= YOUR INSTRUCTIONS =
Go through each line of the records below and count those with the word "livello"; give only the total.

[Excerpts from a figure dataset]
◇ ◇ ◇ ◇
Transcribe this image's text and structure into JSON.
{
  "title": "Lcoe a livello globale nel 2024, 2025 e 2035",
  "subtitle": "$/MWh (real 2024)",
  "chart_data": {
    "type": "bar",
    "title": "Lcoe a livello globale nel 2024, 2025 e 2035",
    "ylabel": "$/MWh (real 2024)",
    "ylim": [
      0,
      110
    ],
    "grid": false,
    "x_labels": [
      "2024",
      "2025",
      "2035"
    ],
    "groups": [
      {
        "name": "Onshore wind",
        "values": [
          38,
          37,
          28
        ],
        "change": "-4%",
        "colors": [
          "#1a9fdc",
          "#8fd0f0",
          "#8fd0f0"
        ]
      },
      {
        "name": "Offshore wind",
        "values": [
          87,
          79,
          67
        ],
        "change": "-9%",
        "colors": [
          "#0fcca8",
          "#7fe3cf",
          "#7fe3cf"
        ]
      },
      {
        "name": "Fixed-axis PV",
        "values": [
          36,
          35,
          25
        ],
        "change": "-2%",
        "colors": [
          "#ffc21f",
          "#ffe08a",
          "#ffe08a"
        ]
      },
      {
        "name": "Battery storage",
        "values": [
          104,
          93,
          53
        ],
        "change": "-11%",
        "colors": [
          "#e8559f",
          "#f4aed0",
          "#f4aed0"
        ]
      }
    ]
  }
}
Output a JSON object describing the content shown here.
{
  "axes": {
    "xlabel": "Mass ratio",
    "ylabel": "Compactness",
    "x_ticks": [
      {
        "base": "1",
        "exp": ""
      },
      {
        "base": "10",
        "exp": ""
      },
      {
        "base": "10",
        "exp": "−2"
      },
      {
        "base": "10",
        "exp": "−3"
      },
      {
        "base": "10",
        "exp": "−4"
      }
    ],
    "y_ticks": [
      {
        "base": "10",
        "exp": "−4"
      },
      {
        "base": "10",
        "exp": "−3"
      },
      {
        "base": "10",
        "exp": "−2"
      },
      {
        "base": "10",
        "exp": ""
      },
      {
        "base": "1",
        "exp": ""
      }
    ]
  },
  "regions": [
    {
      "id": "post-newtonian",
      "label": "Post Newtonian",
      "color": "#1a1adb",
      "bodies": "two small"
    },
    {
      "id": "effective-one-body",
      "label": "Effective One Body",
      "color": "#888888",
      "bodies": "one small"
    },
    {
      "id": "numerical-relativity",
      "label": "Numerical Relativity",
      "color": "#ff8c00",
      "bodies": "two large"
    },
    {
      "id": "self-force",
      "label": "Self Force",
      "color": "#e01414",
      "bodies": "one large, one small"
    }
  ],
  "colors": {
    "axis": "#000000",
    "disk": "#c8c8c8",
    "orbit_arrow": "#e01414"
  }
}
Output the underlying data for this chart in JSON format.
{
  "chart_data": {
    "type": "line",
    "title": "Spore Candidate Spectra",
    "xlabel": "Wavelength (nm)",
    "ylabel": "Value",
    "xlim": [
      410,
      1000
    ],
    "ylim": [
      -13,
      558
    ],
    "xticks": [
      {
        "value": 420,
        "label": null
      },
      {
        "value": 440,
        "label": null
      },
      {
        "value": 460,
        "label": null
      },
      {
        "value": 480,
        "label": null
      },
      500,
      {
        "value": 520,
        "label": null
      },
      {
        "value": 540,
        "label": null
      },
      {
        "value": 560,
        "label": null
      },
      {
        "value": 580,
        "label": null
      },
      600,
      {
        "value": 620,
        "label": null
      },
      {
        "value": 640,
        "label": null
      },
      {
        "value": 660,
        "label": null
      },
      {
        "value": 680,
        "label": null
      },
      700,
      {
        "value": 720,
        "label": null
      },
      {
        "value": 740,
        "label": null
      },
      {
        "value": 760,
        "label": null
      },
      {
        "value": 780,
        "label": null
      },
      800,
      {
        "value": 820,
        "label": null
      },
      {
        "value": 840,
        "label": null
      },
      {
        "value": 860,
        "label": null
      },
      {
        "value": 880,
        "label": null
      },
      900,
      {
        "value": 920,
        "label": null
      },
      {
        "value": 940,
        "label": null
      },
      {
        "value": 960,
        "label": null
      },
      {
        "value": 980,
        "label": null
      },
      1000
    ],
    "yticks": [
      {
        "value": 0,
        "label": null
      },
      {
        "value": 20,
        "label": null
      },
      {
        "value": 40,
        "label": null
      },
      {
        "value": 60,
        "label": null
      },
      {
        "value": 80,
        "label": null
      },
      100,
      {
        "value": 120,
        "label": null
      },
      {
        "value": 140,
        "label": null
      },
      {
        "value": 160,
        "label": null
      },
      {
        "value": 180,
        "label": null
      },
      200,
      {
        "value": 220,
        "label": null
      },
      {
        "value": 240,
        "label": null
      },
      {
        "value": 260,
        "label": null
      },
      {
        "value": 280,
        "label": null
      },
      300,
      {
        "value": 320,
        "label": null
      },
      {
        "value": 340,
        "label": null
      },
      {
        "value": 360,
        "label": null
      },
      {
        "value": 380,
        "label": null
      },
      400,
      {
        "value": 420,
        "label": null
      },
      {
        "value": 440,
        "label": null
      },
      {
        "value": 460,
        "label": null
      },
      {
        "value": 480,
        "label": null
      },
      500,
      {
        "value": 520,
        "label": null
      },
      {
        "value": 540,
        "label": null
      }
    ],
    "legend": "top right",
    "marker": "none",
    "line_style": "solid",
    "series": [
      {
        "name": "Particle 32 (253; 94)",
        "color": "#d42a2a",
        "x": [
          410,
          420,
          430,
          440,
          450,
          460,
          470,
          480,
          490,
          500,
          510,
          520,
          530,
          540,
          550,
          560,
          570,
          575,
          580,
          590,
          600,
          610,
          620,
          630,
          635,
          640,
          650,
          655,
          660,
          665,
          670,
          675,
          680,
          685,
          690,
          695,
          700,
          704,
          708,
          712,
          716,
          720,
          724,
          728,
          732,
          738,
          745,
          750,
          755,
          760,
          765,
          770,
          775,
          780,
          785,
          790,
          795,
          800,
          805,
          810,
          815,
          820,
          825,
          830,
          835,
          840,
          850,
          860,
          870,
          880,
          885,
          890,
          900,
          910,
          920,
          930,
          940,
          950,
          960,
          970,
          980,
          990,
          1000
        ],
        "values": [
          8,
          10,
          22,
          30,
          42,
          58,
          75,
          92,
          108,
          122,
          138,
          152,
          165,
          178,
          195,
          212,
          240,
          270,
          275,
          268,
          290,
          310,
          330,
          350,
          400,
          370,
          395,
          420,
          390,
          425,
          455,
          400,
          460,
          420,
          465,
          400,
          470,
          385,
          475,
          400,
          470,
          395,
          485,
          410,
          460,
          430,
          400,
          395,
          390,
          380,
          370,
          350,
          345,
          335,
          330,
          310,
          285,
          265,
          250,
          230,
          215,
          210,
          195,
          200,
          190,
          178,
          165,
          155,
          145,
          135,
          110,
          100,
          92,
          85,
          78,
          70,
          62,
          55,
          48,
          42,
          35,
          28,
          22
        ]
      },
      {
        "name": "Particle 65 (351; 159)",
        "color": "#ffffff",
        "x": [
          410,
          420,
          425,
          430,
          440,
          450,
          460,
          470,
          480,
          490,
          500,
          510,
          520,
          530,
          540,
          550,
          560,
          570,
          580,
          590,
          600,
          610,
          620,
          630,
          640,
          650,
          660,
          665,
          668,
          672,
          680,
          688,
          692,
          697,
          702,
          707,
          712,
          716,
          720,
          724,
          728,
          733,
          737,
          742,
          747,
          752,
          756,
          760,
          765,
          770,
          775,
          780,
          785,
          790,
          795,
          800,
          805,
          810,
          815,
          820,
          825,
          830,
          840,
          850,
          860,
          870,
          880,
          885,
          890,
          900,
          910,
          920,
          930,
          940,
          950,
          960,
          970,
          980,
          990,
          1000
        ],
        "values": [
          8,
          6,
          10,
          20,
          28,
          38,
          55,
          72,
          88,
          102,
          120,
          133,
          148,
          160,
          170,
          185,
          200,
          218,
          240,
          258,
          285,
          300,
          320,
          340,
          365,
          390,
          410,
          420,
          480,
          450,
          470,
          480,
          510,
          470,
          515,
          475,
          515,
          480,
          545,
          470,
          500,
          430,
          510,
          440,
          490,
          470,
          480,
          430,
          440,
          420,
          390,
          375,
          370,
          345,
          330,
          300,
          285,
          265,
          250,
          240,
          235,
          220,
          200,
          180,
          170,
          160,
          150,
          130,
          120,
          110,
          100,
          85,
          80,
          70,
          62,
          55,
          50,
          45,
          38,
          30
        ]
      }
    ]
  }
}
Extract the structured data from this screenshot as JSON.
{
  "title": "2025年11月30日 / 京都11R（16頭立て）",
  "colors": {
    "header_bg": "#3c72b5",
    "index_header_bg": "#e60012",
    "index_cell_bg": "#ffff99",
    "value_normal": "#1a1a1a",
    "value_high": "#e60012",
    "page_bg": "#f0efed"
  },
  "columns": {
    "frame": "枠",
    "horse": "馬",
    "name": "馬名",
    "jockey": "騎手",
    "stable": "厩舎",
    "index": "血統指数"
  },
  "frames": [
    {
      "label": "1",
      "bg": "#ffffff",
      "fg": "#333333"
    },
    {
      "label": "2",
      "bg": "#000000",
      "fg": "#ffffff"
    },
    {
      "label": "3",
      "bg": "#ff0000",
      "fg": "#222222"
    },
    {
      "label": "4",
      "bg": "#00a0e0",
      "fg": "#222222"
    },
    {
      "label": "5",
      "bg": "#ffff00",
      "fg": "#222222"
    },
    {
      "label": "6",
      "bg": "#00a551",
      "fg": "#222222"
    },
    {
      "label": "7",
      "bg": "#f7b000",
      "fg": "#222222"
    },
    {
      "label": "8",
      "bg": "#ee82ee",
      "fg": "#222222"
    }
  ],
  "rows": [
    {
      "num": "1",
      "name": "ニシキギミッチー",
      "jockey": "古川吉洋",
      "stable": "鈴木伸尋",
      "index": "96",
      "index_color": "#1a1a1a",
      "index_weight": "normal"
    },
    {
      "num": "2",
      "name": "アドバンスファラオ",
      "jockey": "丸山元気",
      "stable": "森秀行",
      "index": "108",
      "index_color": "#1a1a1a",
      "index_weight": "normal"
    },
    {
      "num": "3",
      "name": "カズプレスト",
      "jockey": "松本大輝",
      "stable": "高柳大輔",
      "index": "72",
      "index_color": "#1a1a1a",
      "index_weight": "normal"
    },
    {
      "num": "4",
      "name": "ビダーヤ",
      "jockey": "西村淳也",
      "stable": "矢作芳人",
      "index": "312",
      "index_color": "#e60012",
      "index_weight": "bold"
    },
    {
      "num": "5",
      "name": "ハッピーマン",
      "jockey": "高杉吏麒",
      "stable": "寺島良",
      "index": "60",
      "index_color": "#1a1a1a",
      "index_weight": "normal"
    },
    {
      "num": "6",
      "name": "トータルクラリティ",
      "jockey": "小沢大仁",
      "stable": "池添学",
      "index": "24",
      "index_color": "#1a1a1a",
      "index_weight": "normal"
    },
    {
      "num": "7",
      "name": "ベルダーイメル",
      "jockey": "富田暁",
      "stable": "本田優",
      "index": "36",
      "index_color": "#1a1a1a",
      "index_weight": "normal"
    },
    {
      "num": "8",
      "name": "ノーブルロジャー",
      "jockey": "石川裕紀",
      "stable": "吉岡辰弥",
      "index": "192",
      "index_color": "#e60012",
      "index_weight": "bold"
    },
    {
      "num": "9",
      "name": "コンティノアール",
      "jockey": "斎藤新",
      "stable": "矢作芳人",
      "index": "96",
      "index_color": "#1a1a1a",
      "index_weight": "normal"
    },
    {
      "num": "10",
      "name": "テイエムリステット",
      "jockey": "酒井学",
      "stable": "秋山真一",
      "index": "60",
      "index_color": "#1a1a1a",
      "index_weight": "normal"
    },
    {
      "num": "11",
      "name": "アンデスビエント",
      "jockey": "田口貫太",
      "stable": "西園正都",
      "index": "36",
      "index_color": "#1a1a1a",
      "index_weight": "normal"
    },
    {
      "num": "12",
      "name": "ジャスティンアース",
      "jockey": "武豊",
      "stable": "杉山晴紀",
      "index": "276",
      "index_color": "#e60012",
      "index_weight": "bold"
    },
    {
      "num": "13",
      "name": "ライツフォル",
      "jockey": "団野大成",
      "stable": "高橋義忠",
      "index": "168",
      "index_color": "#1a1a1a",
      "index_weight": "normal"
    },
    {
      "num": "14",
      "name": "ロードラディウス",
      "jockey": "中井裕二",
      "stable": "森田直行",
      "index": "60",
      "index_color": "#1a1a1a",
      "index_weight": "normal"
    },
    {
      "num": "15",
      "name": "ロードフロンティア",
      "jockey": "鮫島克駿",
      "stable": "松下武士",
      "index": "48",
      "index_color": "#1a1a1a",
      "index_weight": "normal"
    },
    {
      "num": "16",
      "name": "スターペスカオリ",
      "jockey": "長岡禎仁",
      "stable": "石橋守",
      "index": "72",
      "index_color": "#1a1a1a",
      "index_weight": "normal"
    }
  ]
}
◇ ◇ ◇ ◇
= RESULT =
2